Element box records:
· · · · · · ·

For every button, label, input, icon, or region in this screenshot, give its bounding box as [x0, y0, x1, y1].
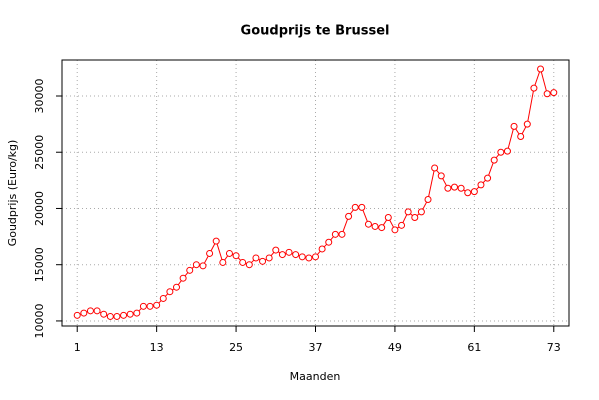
data-point: [457, 184, 465, 192]
data-point: [265, 254, 273, 262]
data-point: [166, 288, 174, 296]
data-point: [73, 311, 81, 319]
data-point: [93, 307, 101, 315]
data-point: [206, 249, 214, 257]
x-tick-label: 73: [547, 341, 561, 354]
data-point: [120, 311, 128, 319]
data-point: [232, 252, 240, 260]
data-point: [331, 230, 339, 238]
data-point: [86, 307, 94, 315]
data-point: [444, 184, 452, 192]
data-point: [417, 208, 425, 216]
data-point: [133, 309, 141, 317]
data-point: [146, 302, 154, 310]
data-point: [470, 188, 478, 196]
data-point: [537, 65, 545, 73]
x-tick-label: 13: [150, 341, 164, 354]
y-tick-label: 25000: [33, 135, 46, 170]
data-point: [153, 301, 161, 309]
data-point: [159, 294, 167, 302]
data-point: [199, 262, 207, 270]
y-axis-label: Goudprijs (Euro/kg): [6, 140, 19, 247]
data-point: [351, 203, 359, 211]
data-point: [510, 122, 518, 130]
data-point: [106, 312, 114, 320]
data-point: [285, 248, 293, 256]
x-tick-label: 25: [229, 341, 243, 354]
data-point: [259, 257, 267, 265]
x-tick-label: 1: [74, 341, 81, 354]
chart-title: Goudprijs te Brussel: [241, 24, 390, 39]
data-point: [338, 230, 346, 238]
data-point: [523, 120, 531, 128]
data-point: [484, 174, 492, 182]
data-point: [378, 224, 386, 232]
y-tick-label: 15000: [33, 247, 46, 282]
data-point: [391, 226, 399, 234]
data-point: [192, 261, 200, 269]
data-point: [503, 147, 511, 155]
y-tick-label: 30000: [33, 78, 46, 113]
x-tick-label: 49: [388, 341, 402, 354]
data-point: [312, 253, 319, 261]
data-point: [305, 254, 313, 262]
data-point: [219, 258, 227, 266]
data-point: [126, 310, 134, 318]
data-point: [411, 213, 419, 221]
plot-frame: [61, 59, 570, 327]
data-point: [80, 309, 88, 317]
data-point: [272, 246, 280, 254]
data-point: [497, 148, 505, 156]
data-point: [431, 164, 439, 172]
data-point: [543, 90, 551, 98]
data-point: [186, 266, 194, 274]
data-point: [477, 181, 485, 189]
data-point: [298, 253, 306, 261]
data-point: [173, 283, 181, 291]
data-point: [292, 251, 300, 259]
data-point: [398, 221, 406, 229]
data-point: [464, 189, 472, 197]
data-point: [212, 237, 220, 245]
data-point: [318, 245, 326, 253]
data-point: [245, 261, 253, 269]
data-point: [358, 203, 366, 211]
data-point: [278, 251, 286, 259]
data-point: [345, 212, 353, 220]
data-point: [437, 172, 445, 180]
data-point: [371, 222, 379, 230]
data-point: [364, 220, 372, 228]
x-tick-label: 37: [309, 341, 323, 354]
data-point: [252, 254, 260, 262]
data-point: [450, 183, 458, 191]
data-point: [325, 238, 333, 246]
y-tick-label: 10000: [33, 303, 46, 338]
data-point: [530, 84, 538, 92]
data-point: [404, 208, 412, 216]
data-point: [113, 312, 121, 320]
data-point: [490, 156, 498, 164]
data-point: [517, 132, 525, 140]
data-point: [424, 195, 432, 203]
y-tick-label: 20000: [33, 191, 46, 226]
data-point: [179, 274, 187, 282]
data-point: [384, 213, 392, 221]
x-tick-label: 61: [467, 341, 481, 354]
data-point: [225, 249, 233, 257]
data-point: [239, 258, 247, 266]
data-point: [139, 302, 147, 310]
data-point: [550, 89, 558, 97]
x-axis-label: Maanden: [290, 370, 341, 383]
data-point: [100, 310, 108, 318]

· · · · · · ·

> [DIRECTIVE]: Please copy the lines of the material above, beginning with the line that contains "data-point: [457, 184, 465, 192]" and continuing through the line that contains "data-point: [537, 65, 545, 73]", with both of those lines included.

> [ANSWER TO THIS PROBLEM]:
data-point: [457, 184, 465, 192]
data-point: [265, 254, 273, 262]
data-point: [166, 288, 174, 296]
data-point: [73, 311, 81, 319]
data-point: [93, 307, 101, 315]
data-point: [206, 249, 214, 257]
x-tick-label: 73: [547, 341, 561, 354]
data-point: [120, 311, 128, 319]
data-point: [232, 252, 240, 260]
data-point: [331, 230, 339, 238]
data-point: [86, 307, 94, 315]
data-point: [444, 184, 452, 192]
data-point: [417, 208, 425, 216]
data-point: [133, 309, 141, 317]
data-point: [146, 302, 154, 310]
data-point: [470, 188, 478, 196]
data-point: [537, 65, 545, 73]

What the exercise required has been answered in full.